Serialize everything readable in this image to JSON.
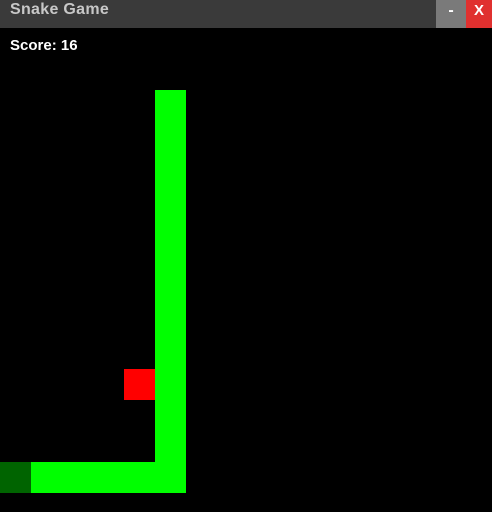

--

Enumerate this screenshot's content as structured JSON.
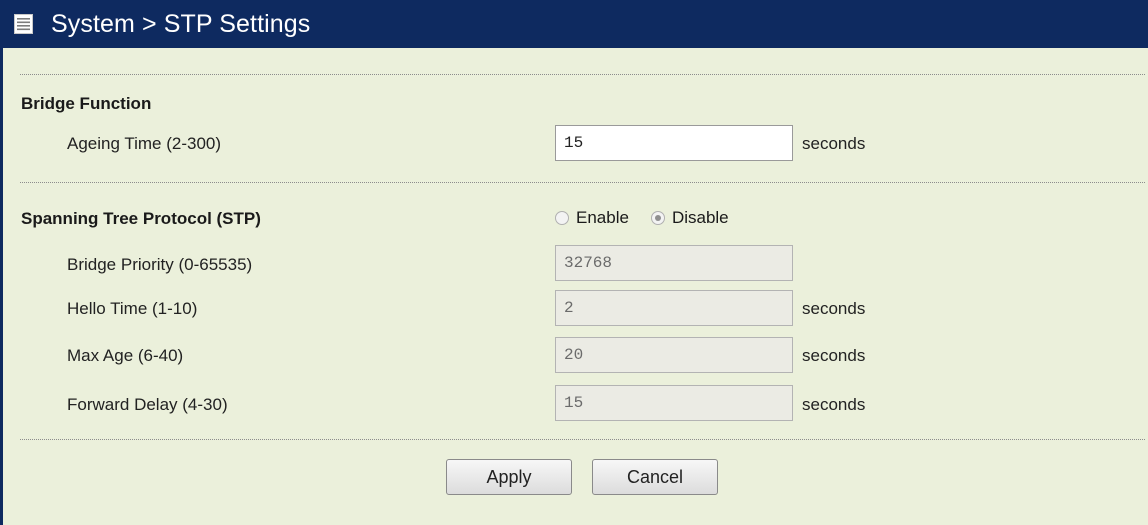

--

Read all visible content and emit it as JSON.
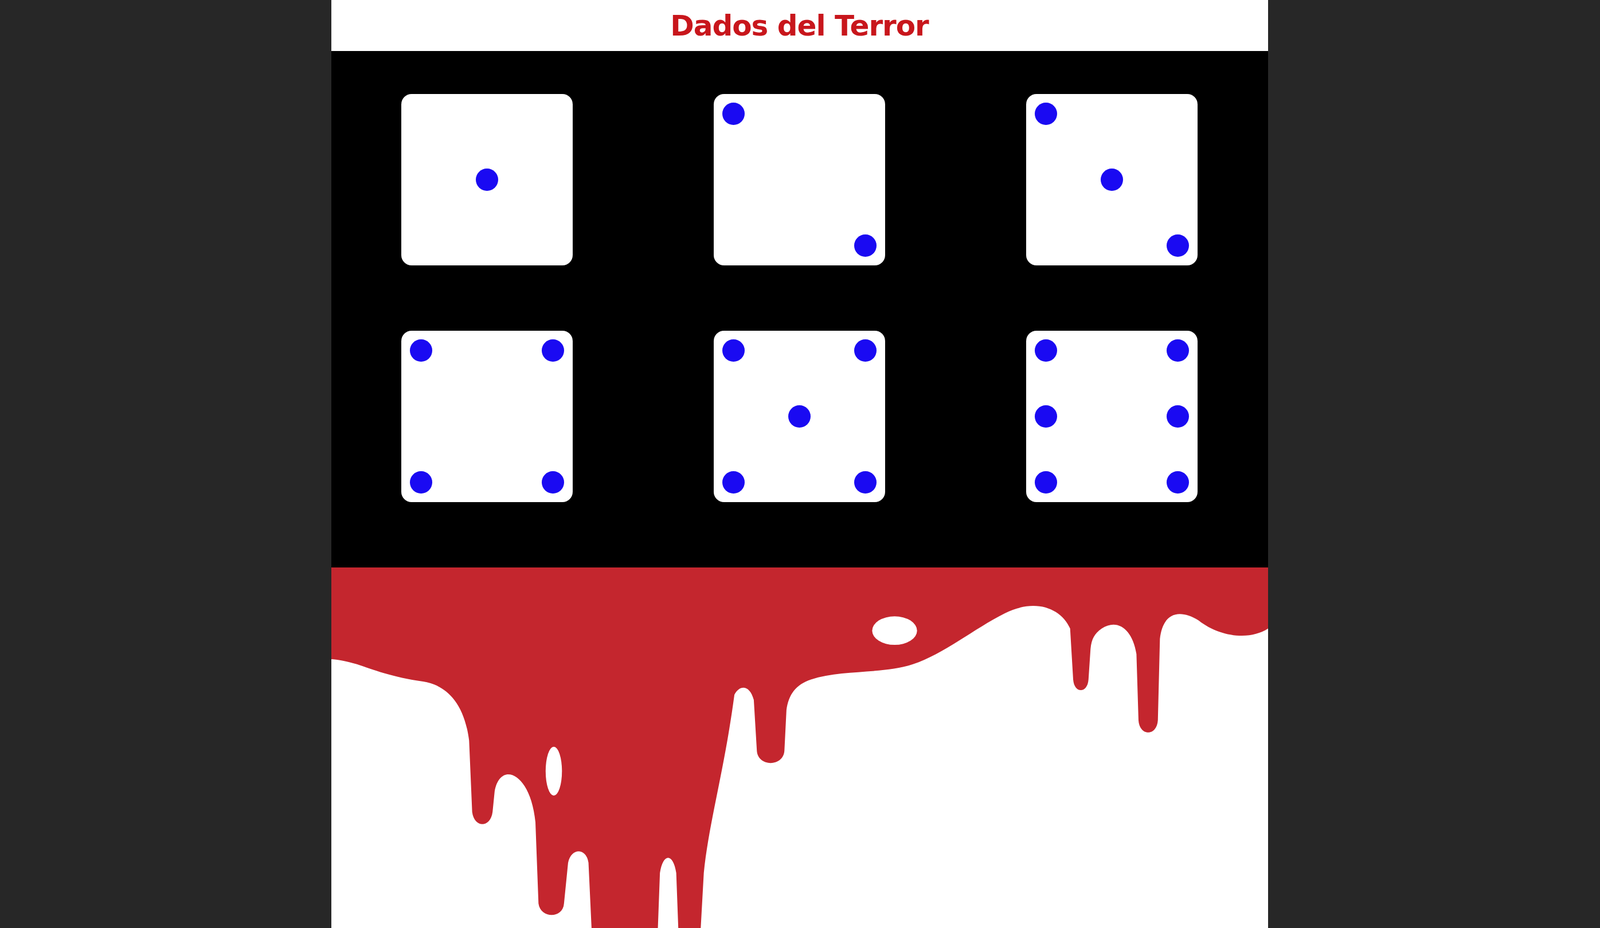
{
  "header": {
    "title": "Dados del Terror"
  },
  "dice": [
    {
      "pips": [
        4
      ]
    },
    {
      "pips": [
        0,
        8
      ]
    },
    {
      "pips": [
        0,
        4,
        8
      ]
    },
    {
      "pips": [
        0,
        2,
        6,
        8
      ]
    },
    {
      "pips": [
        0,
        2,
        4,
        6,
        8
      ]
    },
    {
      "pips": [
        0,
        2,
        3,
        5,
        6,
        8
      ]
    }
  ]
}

* _What to produce_
Copy every line of the listing that contains the word "this".

* _Completed exercise_
Serialize everything readable in this image to JSON.
Enumerate this screenshot's content as structured JSON.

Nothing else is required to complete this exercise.